TASK INPUTS —
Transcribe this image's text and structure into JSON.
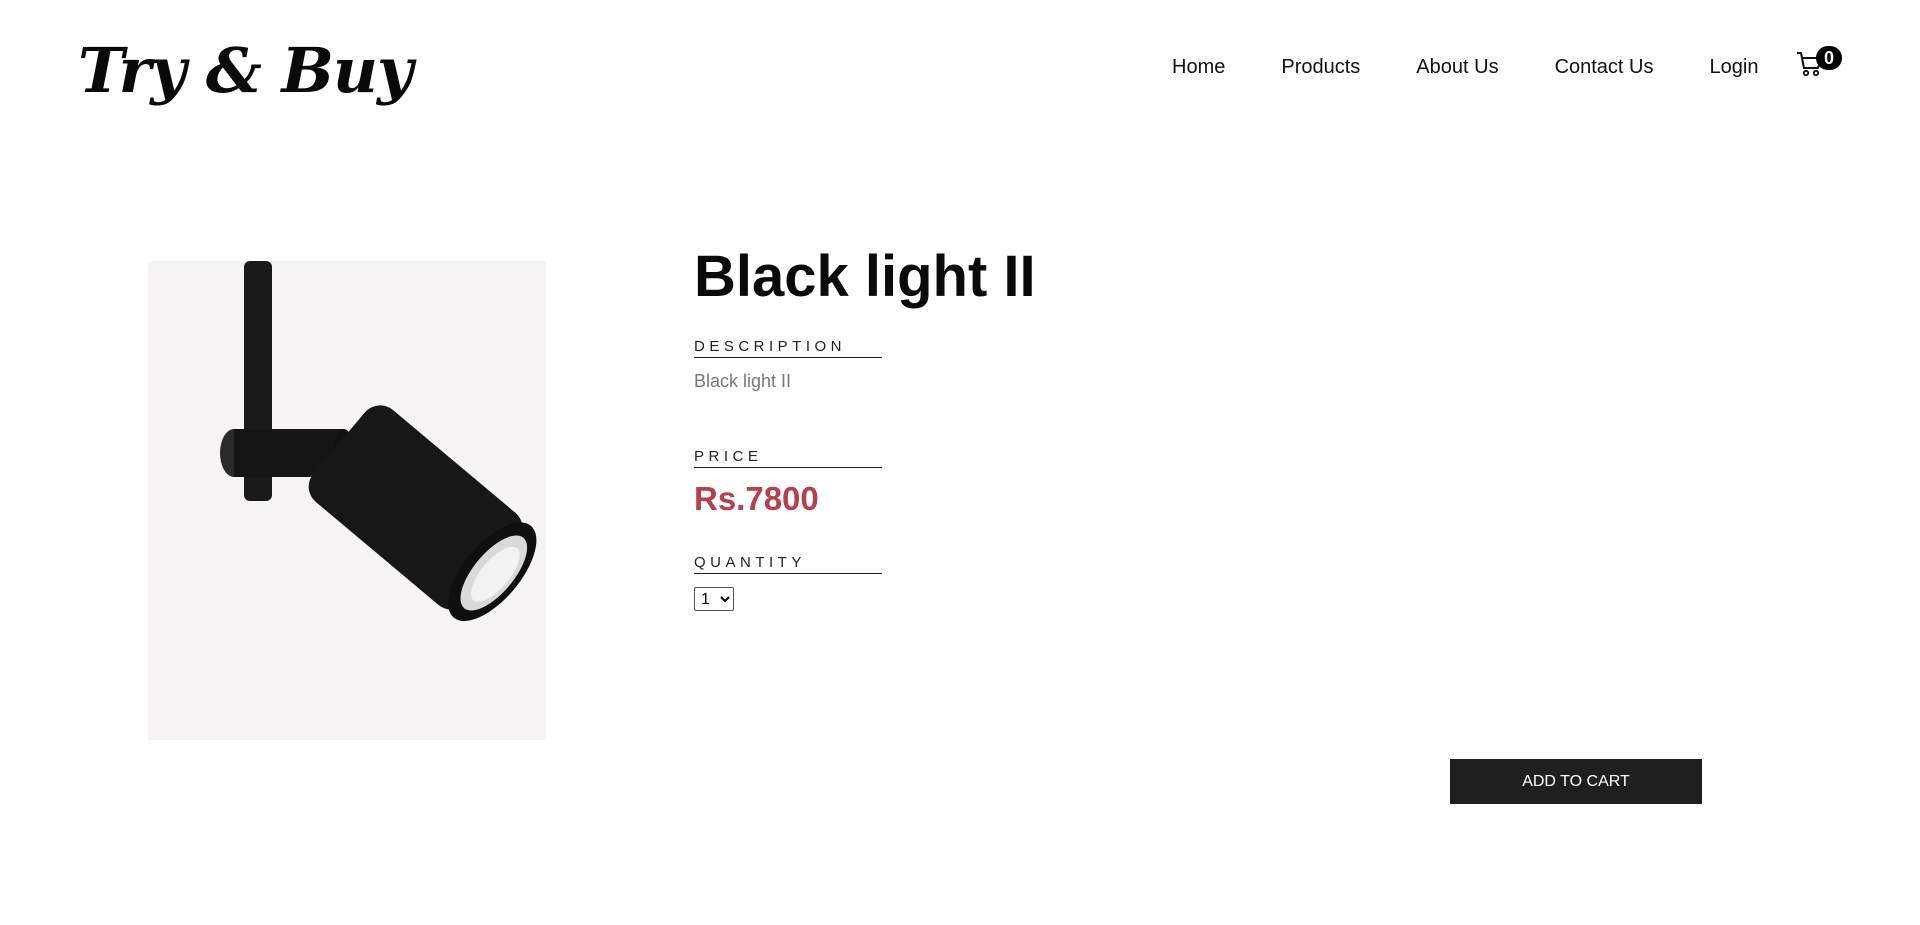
{
  "brand": {
    "logo_text": "Try & Buy"
  },
  "nav": {
    "items": [
      {
        "label": "Home"
      },
      {
        "label": "Products"
      },
      {
        "label": "About Us"
      },
      {
        "label": "Contact Us"
      },
      {
        "label": "Login"
      }
    ],
    "cart_count": "0",
    "cart_icon": "cart-icon"
  },
  "product": {
    "title": "Black light II",
    "description_label": "DESCRIPTION",
    "description": "Black light II",
    "price_label": "PRICE",
    "price": "Rs.7800",
    "quantity_label": "QUANTITY",
    "quantity_value": "1",
    "quantity_options": [
      "1"
    ],
    "add_to_cart_label": "ADD TO CART",
    "image_alt": "black spotlight lamp"
  },
  "colors": {
    "price": "#b6404f",
    "button_bg": "#1f1f1f",
    "image_bg": "#f5f3f3"
  }
}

EXERCISE DESCRIPTION —
Retype all the records shown above, character for character. Omit every picture.

CORRECT RESULT —
Transcribe this image's text and structure into JSON.
{
  "brand": {
    "logo_text": "Try & Buy"
  },
  "nav": {
    "items": [
      {
        "label": "Home"
      },
      {
        "label": "Products"
      },
      {
        "label": "About Us"
      },
      {
        "label": "Contact Us"
      },
      {
        "label": "Login"
      }
    ],
    "cart_count": "0",
    "cart_icon": "cart-icon"
  },
  "product": {
    "title": "Black light II",
    "description_label": "DESCRIPTION",
    "description": "Black light II",
    "price_label": "PRICE",
    "price": "Rs.7800",
    "quantity_label": "QUANTITY",
    "quantity_value": "1",
    "quantity_options": [
      "1"
    ],
    "add_to_cart_label": "ADD TO CART",
    "image_alt": "black spotlight lamp"
  },
  "colors": {
    "price": "#b6404f",
    "button_bg": "#1f1f1f",
    "image_bg": "#f5f3f3"
  }
}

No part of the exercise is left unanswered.